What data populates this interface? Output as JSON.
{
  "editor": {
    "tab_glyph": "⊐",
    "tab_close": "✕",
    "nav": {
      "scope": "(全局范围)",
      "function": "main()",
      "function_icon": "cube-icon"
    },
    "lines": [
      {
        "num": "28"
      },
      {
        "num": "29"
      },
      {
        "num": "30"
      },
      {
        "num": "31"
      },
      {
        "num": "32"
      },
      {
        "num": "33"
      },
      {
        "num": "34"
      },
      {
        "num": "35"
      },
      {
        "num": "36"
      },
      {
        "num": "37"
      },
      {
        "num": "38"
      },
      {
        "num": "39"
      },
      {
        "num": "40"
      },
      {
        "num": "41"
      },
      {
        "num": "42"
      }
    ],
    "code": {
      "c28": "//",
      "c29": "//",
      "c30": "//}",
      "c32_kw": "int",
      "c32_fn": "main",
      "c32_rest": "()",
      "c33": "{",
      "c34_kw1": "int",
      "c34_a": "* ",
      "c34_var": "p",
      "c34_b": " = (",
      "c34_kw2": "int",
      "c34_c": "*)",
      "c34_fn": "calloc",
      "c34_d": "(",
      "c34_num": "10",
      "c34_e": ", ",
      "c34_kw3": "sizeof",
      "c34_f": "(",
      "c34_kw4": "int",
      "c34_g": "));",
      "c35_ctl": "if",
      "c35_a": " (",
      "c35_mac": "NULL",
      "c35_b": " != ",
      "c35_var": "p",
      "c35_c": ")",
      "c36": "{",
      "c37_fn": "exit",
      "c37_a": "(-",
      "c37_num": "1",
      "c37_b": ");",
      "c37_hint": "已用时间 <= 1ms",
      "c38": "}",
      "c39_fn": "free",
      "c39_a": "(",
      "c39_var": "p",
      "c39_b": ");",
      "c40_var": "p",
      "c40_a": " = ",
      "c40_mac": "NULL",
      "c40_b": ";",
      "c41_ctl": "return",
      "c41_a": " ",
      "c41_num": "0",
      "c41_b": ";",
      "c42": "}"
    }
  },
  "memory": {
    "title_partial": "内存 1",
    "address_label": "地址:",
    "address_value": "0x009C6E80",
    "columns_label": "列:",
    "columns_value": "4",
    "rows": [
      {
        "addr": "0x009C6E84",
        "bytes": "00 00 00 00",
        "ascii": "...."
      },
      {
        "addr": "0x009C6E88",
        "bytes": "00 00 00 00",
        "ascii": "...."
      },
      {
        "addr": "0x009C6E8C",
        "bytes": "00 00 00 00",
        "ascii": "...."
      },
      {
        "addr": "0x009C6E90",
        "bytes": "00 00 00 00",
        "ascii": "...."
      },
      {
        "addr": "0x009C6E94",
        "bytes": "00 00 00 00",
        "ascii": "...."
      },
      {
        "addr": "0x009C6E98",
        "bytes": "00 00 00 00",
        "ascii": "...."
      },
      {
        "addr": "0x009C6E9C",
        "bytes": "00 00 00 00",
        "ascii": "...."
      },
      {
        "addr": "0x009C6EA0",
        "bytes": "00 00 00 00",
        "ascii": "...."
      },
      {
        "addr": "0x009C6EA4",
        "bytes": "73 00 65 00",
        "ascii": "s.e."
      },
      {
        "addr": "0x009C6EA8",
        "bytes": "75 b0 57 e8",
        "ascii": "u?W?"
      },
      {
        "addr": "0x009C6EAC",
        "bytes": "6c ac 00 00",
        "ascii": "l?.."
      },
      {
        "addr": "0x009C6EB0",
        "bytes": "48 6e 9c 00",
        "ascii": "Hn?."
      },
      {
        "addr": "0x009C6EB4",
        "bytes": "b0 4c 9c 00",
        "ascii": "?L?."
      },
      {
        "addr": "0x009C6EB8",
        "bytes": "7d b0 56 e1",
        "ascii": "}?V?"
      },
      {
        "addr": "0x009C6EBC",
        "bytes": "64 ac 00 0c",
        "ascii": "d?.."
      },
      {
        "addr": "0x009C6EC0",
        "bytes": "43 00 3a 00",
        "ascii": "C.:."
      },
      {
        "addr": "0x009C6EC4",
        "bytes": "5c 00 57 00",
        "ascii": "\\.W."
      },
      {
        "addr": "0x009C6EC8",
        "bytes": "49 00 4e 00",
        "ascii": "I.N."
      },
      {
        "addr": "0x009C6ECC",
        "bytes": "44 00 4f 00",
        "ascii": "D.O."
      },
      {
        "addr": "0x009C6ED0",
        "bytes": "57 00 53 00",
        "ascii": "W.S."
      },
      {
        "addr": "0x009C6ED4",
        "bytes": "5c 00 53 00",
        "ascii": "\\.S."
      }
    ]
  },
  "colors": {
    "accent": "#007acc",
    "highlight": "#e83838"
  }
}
******************************
• [REQUIREMENT] Repeat all of the records above exactly as written.

• [WRITTEN ANSWER]
What data populates this interface? Output as JSON.
{
  "editor": {
    "tab_glyph": "⊐",
    "tab_close": "✕",
    "nav": {
      "scope": "(全局范围)",
      "function": "main()",
      "function_icon": "cube-icon"
    },
    "lines": [
      {
        "num": "28"
      },
      {
        "num": "29"
      },
      {
        "num": "30"
      },
      {
        "num": "31"
      },
      {
        "num": "32"
      },
      {
        "num": "33"
      },
      {
        "num": "34"
      },
      {
        "num": "35"
      },
      {
        "num": "36"
      },
      {
        "num": "37"
      },
      {
        "num": "38"
      },
      {
        "num": "39"
      },
      {
        "num": "40"
      },
      {
        "num": "41"
      },
      {
        "num": "42"
      }
    ],
    "code": {
      "c28": "//",
      "c29": "//",
      "c30": "//}",
      "c32_kw": "int",
      "c32_fn": "main",
      "c32_rest": "()",
      "c33": "{",
      "c34_kw1": "int",
      "c34_a": "* ",
      "c34_var": "p",
      "c34_b": " = (",
      "c34_kw2": "int",
      "c34_c": "*)",
      "c34_fn": "calloc",
      "c34_d": "(",
      "c34_num": "10",
      "c34_e": ", ",
      "c34_kw3": "sizeof",
      "c34_f": "(",
      "c34_kw4": "int",
      "c34_g": "));",
      "c35_ctl": "if",
      "c35_a": " (",
      "c35_mac": "NULL",
      "c35_b": " != ",
      "c35_var": "p",
      "c35_c": ")",
      "c36": "{",
      "c37_fn": "exit",
      "c37_a": "(-",
      "c37_num": "1",
      "c37_b": ");",
      "c37_hint": "已用时间 <= 1ms",
      "c38": "}",
      "c39_fn": "free",
      "c39_a": "(",
      "c39_var": "p",
      "c39_b": ");",
      "c40_var": "p",
      "c40_a": " = ",
      "c40_mac": "NULL",
      "c40_b": ";",
      "c41_ctl": "return",
      "c41_a": " ",
      "c41_num": "0",
      "c41_b": ";",
      "c42": "}"
    }
  },
  "memory": {
    "title_partial": "内存 1",
    "address_label": "地址:",
    "address_value": "0x009C6E80",
    "columns_label": "列:",
    "columns_value": "4",
    "rows": [
      {
        "addr": "0x009C6E84",
        "bytes": "00 00 00 00",
        "ascii": "...."
      },
      {
        "addr": "0x009C6E88",
        "bytes": "00 00 00 00",
        "ascii": "...."
      },
      {
        "addr": "0x009C6E8C",
        "bytes": "00 00 00 00",
        "ascii": "...."
      },
      {
        "addr": "0x009C6E90",
        "bytes": "00 00 00 00",
        "ascii": "...."
      },
      {
        "addr": "0x009C6E94",
        "bytes": "00 00 00 00",
        "ascii": "...."
      },
      {
        "addr": "0x009C6E98",
        "bytes": "00 00 00 00",
        "ascii": "...."
      },
      {
        "addr": "0x009C6E9C",
        "bytes": "00 00 00 00",
        "ascii": "...."
      },
      {
        "addr": "0x009C6EA0",
        "bytes": "00 00 00 00",
        "ascii": "...."
      },
      {
        "addr": "0x009C6EA4",
        "bytes": "73 00 65 00",
        "ascii": "s.e."
      },
      {
        "addr": "0x009C6EA8",
        "bytes": "75 b0 57 e8",
        "ascii": "u?W?"
      },
      {
        "addr": "0x009C6EAC",
        "bytes": "6c ac 00 00",
        "ascii": "l?.."
      },
      {
        "addr": "0x009C6EB0",
        "bytes": "48 6e 9c 00",
        "ascii": "Hn?."
      },
      {
        "addr": "0x009C6EB4",
        "bytes": "b0 4c 9c 00",
        "ascii": "?L?."
      },
      {
        "addr": "0x009C6EB8",
        "bytes": "7d b0 56 e1",
        "ascii": "}?V?"
      },
      {
        "addr": "0x009C6EBC",
        "bytes": "64 ac 00 0c",
        "ascii": "d?.."
      },
      {
        "addr": "0x009C6EC0",
        "bytes": "43 00 3a 00",
        "ascii": "C.:."
      },
      {
        "addr": "0x009C6EC4",
        "bytes": "5c 00 57 00",
        "ascii": "\\.W."
      },
      {
        "addr": "0x009C6EC8",
        "bytes": "49 00 4e 00",
        "ascii": "I.N."
      },
      {
        "addr": "0x009C6ECC",
        "bytes": "44 00 4f 00",
        "ascii": "D.O."
      },
      {
        "addr": "0x009C6ED0",
        "bytes": "57 00 53 00",
        "ascii": "W.S."
      },
      {
        "addr": "0x009C6ED4",
        "bytes": "5c 00 53 00",
        "ascii": "\\.S."
      }
    ]
  },
  "colors": {
    "accent": "#007acc",
    "highlight": "#e83838"
  }
}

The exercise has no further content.